• _The request_
Copy out all the records exactly.

• _The records_
======

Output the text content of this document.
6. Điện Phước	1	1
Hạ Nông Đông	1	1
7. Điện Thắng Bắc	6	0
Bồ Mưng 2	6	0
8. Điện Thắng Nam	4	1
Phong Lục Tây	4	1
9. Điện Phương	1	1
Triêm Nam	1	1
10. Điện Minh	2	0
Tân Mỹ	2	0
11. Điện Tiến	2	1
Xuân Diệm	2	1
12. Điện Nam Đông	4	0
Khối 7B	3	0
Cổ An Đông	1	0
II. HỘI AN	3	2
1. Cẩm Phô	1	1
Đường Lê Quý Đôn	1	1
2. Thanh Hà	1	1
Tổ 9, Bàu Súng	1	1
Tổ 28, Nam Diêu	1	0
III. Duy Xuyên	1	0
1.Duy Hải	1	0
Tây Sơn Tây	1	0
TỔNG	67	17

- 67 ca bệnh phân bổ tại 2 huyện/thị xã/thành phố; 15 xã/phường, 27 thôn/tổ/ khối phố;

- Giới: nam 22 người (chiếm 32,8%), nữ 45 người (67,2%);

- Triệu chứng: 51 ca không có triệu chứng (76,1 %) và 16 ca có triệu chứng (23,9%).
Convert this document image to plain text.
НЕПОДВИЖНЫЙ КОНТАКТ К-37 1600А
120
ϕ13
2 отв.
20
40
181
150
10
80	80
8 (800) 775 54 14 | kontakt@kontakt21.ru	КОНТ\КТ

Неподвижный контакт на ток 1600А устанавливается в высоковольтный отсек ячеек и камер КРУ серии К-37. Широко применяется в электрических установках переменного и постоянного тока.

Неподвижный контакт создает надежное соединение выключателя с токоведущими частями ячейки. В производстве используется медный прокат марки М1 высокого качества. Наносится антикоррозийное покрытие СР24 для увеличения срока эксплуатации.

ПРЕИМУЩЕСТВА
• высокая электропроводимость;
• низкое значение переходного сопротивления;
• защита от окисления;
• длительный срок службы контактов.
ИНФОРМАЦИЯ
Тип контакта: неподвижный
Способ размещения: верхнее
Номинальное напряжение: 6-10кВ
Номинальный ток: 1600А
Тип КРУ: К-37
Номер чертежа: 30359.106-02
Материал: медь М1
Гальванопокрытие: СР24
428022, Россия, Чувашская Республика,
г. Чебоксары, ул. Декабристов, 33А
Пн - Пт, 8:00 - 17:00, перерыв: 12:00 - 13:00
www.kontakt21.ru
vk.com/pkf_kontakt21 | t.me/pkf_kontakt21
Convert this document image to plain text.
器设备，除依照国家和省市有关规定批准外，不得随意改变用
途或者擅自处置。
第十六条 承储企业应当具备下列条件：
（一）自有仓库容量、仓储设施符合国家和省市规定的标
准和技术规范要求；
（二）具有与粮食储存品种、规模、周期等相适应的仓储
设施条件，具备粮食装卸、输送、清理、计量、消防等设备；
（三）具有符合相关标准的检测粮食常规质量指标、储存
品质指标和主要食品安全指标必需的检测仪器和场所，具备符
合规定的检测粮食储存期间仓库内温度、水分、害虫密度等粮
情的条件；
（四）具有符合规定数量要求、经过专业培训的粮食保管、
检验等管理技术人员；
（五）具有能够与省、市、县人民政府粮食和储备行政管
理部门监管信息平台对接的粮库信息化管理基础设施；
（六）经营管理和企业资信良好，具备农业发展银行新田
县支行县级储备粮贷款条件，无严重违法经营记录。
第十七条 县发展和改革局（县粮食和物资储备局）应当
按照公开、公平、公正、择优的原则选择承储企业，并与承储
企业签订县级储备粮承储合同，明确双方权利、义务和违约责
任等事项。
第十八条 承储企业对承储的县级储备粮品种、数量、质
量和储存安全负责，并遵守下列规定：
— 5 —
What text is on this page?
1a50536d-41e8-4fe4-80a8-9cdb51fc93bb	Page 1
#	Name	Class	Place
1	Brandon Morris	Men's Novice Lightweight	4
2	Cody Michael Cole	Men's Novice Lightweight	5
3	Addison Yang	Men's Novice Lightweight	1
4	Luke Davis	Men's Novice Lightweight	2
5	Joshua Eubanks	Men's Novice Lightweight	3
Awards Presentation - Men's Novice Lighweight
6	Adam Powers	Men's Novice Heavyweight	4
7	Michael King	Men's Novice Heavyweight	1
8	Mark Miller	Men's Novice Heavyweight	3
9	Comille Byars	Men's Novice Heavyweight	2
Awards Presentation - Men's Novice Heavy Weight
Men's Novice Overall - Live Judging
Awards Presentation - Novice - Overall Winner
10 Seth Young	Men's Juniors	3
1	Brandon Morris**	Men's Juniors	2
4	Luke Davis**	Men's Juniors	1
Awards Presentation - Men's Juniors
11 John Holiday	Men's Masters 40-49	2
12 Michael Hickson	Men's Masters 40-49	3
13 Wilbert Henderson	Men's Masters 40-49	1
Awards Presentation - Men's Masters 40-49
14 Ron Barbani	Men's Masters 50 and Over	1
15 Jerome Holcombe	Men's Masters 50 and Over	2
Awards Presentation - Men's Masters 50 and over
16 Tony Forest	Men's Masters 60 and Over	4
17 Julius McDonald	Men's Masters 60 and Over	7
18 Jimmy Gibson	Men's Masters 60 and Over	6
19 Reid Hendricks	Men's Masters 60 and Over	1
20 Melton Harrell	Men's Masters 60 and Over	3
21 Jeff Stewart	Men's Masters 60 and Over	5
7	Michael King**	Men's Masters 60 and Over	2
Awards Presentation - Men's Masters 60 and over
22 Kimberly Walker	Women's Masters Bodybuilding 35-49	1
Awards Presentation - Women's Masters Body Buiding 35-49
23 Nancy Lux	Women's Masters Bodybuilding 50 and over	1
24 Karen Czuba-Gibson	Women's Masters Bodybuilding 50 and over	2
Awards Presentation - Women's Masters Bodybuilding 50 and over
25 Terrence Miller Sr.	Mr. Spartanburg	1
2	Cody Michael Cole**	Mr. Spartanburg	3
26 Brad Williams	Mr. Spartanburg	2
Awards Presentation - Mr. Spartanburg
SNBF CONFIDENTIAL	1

======

• _Task output_
Output the text content of this document.
6. Điện Phước	1	1
Hạ Nông Đông	1	1
7. Điện Thắng Bắc	6	0
Bồ Mưng 2	6	0
8. Điện Thắng Nam	4	1
Phong Lục Tây	4	1
9. Điện Phương	1	1
Triêm Nam	1	1
10. Điện Minh	2	0
Tân Mỹ	2	0
11. Điện Tiến	2	1
Xuân Diệm	2	1
12. Điện Nam Đông	4	0
Khối 7B	3	0
Cổ An Đông	1	0
II. HỘI AN	3	2
1. Cẩm Phô	1	1
Đường Lê Quý Đôn	1	1
2. Thanh Hà	1	1
Tổ 9, Bàu Súng	1	1
Tổ 28, Nam Diêu	1	0
III. Duy Xuyên	1	0
1.Duy Hải	1	0
Tây Sơn Tây	1	0
TỔNG	67	17

- 67 ca bệnh phân bổ tại 2 huyện/thị xã/thành phố; 15 xã/phường, 27 thôn/tổ/ khối phố;

- Giới: nam 22 người (chiếm 32,8%), nữ 45 người (67,2%);

- Triệu chứng: 51 ca không có triệu chứng (76,1 %) và 16 ca có triệu chứng (23,9%).
Convert this document image to plain text.
НЕПОДВИЖНЫЙ КОНТАКТ К-37 1600А
120
ϕ13
2 отв.
20
40
181
150
10
80	80
8 (800) 775 54 14 | kontakt@kontakt21.ru	КОНТ\КТ

Неподвижный контакт на ток 1600А устанавливается в высоковольтный отсек ячеек и камер КРУ серии К-37. Широко применяется в электрических установках переменного и постоянного тока.

Неподвижный контакт создает надежное соединение выключателя с токоведущими частями ячейки. В производстве используется медный прокат марки М1 высокого качества. Наносится антикоррозийное покрытие СР24 для увеличения срока эксплуатации.

ПРЕИМУЩЕСТВА
• высокая электропроводимость;
• низкое значение переходного сопротивления;
• защита от окисления;
• длительный срок службы контактов.
ИНФОРМАЦИЯ
Тип контакта: неподвижный
Способ размещения: верхнее
Номинальное напряжение: 6-10кВ
Номинальный ток: 1600А
Тип КРУ: К-37
Номер чертежа: 30359.106-02
Материал: медь М1
Гальванопокрытие: СР24
428022, Россия, Чувашская Республика,
г. Чебоксары, ул. Декабристов, 33А
Пн - Пт, 8:00 - 17:00, перерыв: 12:00 - 13:00
www.kontakt21.ru
vk.com/pkf_kontakt21 | t.me/pkf_kontakt21
Convert this document image to plain text.
器设备，除依照国家和省市有关规定批准外，不得随意改变用
途或者擅自处置。
第十六条 承储企业应当具备下列条件：
（一）自有仓库容量、仓储设施符合国家和省市规定的标
准和技术规范要求；
（二）具有与粮食储存品种、规模、周期等相适应的仓储
设施条件，具备粮食装卸、输送、清理、计量、消防等设备；
（三）具有符合相关标准的检测粮食常规质量指标、储存
品质指标和主要食品安全指标必需的检测仪器和场所，具备符
合规定的检测粮食储存期间仓库内温度、水分、害虫密度等粮
情的条件；
（四）具有符合规定数量要求、经过专业培训的粮食保管、
检验等管理技术人员；
（五）具有能够与省、市、县人民政府粮食和储备行政管
理部门监管信息平台对接的粮库信息化管理基础设施；
（六）经营管理和企业资信良好，具备农业发展银行新田
县支行县级储备粮贷款条件，无严重违法经营记录。
第十七条 县发展和改革局（县粮食和物资储备局）应当
按照公开、公平、公正、择优的原则选择承储企业，并与承储
企业签订县级储备粮承储合同，明确双方权利、义务和违约责
任等事项。
第十八条 承储企业对承储的县级储备粮品种、数量、质
量和储存安全负责，并遵守下列规定：
— 5 —
What text is on this page?
1a50536d-41e8-4fe4-80a8-9cdb51fc93bb	Page 1
#	Name	Class	Place
1	Brandon Morris	Men's Novice Lightweight	4
2	Cody Michael Cole	Men's Novice Lightweight	5
3	Addison Yang	Men's Novice Lightweight	1
4	Luke Davis	Men's Novice Lightweight	2
5	Joshua Eubanks	Men's Novice Lightweight	3
Awards Presentation - Men's Novice Lighweight
6	Adam Powers	Men's Novice Heavyweight	4
7	Michael King	Men's Novice Heavyweight	1
8	Mark Miller	Men's Novice Heavyweight	3
9	Comille Byars	Men's Novice Heavyweight	2
Awards Presentation - Men's Novice Heavy Weight
Men's Novice Overall - Live Judging
Awards Presentation - Novice - Overall Winner
10 Seth Young	Men's Juniors	3
1	Brandon Morris**	Men's Juniors	2
4	Luke Davis**	Men's Juniors	1
Awards Presentation - Men's Juniors
11 John Holiday	Men's Masters 40-49	2
12 Michael Hickson	Men's Masters 40-49	3
13 Wilbert Henderson	Men's Masters 40-49	1
Awards Presentation - Men's Masters 40-49
14 Ron Barbani	Men's Masters 50 and Over	1
15 Jerome Holcombe	Men's Masters 50 and Over	2
Awards Presentation - Men's Masters 50 and over
16 Tony Forest	Men's Masters 60 and Over	4
17 Julius McDonald	Men's Masters 60 and Over	7
18 Jimmy Gibson	Men's Masters 60 and Over	6
19 Reid Hendricks	Men's Masters 60 and Over	1
20 Melton Harrell	Men's Masters 60 and Over	3
21 Jeff Stewart	Men's Masters 60 and Over	5
7	Michael King**	Men's Masters 60 and Over	2
Awards Presentation - Men's Masters 60 and over
22 Kimberly Walker	Women's Masters Bodybuilding 35-49	1
Awards Presentation - Women's Masters Body Buiding 35-49
23 Nancy Lux	Women's Masters Bodybuilding 50 and over	1
24 Karen Czuba-Gibson	Women's Masters Bodybuilding 50 and over	2
Awards Presentation - Women's Masters Bodybuilding 50 and over
25 Terrence Miller Sr.	Mr. Spartanburg	1
2	Cody Michael Cole**	Mr. Spartanburg	3
26 Brad Williams	Mr. Spartanburg	2
Awards Presentation - Mr. Spartanburg
SNBF CONFIDENTIAL	1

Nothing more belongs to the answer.